# [What the task requires]
Comb the records below for the string "ylabel" and copy each line where it turns up.

# [Exercise data]
>> Start

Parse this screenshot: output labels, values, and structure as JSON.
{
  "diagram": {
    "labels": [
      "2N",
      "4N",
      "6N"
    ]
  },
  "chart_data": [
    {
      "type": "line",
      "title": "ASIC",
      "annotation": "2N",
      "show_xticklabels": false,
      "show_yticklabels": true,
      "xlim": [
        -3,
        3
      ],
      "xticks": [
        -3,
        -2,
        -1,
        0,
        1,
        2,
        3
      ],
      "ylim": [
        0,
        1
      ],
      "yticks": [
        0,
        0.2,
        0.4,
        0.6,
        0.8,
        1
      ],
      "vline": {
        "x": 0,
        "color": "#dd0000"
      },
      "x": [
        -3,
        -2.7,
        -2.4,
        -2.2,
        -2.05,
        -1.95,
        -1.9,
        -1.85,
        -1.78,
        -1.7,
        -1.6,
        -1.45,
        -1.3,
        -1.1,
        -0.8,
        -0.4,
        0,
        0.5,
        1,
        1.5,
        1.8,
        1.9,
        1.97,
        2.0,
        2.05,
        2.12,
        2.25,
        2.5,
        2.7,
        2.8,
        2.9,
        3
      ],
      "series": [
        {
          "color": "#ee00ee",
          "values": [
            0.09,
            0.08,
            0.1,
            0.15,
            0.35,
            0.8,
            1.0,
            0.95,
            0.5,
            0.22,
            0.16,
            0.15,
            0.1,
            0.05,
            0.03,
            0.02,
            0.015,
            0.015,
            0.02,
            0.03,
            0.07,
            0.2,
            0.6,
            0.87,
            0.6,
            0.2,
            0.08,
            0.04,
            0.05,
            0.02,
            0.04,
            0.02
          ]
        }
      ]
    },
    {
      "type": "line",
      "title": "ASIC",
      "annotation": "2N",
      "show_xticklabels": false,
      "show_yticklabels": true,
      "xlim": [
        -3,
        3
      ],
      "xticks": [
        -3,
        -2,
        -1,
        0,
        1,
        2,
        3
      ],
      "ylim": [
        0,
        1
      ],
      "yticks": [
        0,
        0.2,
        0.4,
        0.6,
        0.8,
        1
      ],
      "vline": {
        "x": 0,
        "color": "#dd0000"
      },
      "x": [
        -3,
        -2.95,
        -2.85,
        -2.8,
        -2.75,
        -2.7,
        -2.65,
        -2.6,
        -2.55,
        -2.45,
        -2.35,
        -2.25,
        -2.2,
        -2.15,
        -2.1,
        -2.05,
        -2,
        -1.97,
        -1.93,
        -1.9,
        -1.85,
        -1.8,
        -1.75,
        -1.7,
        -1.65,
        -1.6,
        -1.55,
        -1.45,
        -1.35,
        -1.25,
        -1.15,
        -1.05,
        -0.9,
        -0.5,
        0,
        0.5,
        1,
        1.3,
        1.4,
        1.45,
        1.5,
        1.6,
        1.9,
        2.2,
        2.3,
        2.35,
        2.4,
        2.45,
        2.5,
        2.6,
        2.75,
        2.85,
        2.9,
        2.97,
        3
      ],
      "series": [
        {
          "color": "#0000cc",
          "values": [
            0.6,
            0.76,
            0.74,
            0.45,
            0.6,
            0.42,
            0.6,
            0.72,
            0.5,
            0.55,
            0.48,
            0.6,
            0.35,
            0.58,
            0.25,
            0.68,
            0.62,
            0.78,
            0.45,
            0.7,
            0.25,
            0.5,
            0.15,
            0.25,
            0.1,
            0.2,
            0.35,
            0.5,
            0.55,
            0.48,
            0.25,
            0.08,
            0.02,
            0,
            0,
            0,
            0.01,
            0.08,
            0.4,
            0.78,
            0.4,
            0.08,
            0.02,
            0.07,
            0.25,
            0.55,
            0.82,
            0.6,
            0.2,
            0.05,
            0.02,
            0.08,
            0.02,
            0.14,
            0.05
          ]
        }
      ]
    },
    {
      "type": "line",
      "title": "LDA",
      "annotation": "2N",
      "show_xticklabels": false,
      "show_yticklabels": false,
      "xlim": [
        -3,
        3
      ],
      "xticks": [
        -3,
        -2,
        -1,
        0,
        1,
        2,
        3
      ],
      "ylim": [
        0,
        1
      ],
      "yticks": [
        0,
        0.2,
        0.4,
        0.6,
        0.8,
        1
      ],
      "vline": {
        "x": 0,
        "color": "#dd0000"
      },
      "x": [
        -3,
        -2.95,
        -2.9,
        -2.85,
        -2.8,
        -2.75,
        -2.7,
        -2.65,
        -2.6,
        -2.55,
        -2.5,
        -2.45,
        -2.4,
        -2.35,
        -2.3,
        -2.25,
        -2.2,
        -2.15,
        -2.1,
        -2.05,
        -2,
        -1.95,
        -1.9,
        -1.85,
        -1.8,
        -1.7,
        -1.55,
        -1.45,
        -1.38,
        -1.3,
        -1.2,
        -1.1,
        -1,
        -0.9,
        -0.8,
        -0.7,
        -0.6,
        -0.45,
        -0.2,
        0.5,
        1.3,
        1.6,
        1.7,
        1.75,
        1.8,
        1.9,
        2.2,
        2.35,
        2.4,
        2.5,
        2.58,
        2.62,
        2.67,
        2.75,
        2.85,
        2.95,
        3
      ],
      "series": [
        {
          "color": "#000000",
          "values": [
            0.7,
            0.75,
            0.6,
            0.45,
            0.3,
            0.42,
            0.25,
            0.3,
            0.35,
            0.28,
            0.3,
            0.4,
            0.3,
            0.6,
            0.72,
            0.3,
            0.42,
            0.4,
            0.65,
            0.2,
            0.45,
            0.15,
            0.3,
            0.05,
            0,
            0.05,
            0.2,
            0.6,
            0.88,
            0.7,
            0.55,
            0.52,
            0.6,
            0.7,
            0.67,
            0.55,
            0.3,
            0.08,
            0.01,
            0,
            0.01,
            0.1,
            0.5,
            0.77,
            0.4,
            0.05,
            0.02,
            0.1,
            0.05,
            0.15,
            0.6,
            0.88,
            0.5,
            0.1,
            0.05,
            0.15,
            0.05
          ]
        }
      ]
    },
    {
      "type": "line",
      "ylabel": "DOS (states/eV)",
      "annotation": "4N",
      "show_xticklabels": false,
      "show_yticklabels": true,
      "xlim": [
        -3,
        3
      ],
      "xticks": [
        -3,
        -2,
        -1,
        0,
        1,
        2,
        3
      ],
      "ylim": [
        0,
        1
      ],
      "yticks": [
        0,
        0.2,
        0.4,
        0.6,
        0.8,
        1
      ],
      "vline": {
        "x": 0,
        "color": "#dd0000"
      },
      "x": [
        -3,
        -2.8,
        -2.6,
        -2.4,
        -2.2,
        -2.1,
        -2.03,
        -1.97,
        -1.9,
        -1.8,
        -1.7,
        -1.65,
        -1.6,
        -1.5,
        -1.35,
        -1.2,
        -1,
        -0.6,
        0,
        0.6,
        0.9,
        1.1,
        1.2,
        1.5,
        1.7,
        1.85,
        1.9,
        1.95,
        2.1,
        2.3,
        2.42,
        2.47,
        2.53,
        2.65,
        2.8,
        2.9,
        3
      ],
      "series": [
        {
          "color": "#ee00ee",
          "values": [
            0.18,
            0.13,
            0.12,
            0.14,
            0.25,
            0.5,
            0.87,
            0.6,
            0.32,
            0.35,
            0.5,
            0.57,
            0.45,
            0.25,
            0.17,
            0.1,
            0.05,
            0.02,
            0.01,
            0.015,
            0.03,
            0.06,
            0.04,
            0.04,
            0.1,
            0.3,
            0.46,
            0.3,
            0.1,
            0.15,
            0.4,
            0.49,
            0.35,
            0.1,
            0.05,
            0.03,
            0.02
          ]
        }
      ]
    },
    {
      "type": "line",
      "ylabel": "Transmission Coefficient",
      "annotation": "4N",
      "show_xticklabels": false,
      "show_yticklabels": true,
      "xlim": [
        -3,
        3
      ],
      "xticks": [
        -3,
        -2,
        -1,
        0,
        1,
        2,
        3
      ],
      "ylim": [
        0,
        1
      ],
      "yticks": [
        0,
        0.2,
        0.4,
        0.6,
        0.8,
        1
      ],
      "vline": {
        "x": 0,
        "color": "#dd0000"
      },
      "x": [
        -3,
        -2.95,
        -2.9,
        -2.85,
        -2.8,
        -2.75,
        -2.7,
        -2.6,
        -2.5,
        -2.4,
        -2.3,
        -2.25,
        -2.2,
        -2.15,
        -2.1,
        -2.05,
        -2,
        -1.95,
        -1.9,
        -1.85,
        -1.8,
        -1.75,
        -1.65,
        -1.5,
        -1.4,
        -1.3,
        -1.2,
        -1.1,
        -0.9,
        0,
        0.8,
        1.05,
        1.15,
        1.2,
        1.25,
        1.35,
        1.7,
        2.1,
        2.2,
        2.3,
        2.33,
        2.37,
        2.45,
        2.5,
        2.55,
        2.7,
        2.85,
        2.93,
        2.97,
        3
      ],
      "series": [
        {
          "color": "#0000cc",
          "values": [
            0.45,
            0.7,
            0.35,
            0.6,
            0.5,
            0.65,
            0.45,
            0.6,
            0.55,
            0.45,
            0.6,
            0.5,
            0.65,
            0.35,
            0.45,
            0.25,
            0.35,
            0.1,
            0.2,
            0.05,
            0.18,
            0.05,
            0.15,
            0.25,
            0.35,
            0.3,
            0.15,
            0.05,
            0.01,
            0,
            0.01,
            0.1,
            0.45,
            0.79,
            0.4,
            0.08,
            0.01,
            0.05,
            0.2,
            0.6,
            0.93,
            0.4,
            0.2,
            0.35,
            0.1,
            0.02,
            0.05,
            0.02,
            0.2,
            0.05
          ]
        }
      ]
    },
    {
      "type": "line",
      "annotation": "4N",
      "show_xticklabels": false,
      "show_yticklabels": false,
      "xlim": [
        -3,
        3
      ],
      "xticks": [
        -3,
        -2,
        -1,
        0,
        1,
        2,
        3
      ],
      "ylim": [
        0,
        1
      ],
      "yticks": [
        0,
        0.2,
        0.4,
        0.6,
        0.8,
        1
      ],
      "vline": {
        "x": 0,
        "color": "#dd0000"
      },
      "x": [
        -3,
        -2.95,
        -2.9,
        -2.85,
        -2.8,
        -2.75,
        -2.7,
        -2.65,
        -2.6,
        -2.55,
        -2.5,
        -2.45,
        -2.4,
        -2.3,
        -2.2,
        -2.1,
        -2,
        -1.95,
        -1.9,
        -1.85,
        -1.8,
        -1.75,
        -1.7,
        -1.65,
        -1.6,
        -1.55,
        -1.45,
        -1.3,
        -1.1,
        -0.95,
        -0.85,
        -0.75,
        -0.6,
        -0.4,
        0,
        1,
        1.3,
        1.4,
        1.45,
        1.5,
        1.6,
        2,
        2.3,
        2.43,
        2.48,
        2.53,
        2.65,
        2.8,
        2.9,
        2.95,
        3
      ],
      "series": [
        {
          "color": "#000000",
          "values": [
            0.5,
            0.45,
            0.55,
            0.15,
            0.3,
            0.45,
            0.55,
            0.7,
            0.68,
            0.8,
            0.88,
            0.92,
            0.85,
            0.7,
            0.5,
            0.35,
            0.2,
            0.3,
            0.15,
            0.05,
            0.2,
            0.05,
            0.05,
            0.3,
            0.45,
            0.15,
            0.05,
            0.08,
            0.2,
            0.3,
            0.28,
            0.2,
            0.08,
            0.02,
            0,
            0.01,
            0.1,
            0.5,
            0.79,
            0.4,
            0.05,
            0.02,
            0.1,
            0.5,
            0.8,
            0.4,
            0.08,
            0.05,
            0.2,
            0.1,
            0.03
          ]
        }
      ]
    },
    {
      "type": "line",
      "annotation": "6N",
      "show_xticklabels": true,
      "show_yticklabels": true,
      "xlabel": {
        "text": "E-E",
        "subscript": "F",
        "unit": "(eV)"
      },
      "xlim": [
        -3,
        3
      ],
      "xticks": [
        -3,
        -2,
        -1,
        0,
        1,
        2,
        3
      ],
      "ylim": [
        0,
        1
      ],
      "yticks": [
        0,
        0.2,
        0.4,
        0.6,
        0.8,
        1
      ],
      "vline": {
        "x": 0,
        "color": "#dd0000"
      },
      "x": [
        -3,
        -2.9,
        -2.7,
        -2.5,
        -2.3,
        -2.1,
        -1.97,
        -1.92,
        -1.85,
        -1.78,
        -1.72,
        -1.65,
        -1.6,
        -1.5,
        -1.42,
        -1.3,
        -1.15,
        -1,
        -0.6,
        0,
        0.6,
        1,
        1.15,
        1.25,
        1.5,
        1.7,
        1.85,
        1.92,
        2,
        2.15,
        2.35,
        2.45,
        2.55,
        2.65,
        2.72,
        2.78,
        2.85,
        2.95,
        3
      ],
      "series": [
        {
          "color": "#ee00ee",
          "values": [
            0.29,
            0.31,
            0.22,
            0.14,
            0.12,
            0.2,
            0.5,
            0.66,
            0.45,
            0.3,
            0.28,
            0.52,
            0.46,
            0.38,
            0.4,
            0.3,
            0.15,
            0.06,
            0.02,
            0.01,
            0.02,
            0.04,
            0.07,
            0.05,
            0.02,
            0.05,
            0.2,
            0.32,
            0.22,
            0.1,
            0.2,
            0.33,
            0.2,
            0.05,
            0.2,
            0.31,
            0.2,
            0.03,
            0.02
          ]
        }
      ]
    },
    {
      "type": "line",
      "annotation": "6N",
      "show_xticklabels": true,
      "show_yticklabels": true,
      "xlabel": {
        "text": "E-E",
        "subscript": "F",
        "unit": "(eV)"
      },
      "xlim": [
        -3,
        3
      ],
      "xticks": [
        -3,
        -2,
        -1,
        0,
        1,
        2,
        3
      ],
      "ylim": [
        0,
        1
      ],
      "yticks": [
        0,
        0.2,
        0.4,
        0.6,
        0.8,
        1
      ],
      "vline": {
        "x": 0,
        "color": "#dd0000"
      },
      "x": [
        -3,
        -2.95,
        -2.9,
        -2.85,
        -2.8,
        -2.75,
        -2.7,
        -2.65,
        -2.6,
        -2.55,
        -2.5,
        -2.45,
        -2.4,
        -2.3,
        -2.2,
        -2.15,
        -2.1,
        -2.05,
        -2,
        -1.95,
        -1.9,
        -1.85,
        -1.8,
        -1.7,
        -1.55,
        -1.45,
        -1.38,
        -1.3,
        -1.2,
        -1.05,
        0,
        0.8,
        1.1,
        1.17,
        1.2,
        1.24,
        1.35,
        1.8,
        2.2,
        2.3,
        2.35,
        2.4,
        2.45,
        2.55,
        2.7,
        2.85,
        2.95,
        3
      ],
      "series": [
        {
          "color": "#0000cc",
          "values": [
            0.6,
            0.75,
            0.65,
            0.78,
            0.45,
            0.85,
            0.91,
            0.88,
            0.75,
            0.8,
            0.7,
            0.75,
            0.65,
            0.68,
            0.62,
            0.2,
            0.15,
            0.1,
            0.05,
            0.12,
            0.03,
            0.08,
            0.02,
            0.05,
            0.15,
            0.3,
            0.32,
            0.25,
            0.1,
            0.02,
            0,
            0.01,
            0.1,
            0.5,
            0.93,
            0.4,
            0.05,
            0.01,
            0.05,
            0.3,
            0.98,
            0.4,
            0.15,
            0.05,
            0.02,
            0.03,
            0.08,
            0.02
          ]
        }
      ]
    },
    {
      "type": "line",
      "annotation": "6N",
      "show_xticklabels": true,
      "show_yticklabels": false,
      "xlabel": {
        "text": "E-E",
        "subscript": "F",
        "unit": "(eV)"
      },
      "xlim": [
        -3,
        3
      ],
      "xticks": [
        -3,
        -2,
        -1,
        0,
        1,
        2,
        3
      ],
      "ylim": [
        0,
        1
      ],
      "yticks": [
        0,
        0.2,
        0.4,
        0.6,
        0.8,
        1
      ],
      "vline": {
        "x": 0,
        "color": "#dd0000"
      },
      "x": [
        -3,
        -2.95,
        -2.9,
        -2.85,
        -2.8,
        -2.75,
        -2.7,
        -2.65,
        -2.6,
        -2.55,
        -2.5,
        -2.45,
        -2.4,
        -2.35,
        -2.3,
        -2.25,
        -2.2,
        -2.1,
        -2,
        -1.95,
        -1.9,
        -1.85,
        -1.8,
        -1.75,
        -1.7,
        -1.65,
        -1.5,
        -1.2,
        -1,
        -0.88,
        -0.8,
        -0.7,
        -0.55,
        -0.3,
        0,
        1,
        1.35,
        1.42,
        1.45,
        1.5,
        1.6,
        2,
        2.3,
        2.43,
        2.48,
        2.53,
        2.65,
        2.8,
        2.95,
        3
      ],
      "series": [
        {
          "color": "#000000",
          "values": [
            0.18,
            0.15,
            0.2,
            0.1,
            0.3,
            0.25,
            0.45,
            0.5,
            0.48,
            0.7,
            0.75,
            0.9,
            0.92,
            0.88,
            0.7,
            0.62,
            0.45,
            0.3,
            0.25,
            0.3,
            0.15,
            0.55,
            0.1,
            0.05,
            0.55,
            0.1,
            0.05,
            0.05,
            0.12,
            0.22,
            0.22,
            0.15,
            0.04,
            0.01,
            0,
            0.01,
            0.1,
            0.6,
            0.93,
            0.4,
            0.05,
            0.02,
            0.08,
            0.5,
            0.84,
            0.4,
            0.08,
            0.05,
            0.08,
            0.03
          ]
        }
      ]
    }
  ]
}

>> End

# [The solution]
      "ylabel": "DOS (states/eV)",
      "ylabel": "Transmission Coefficient",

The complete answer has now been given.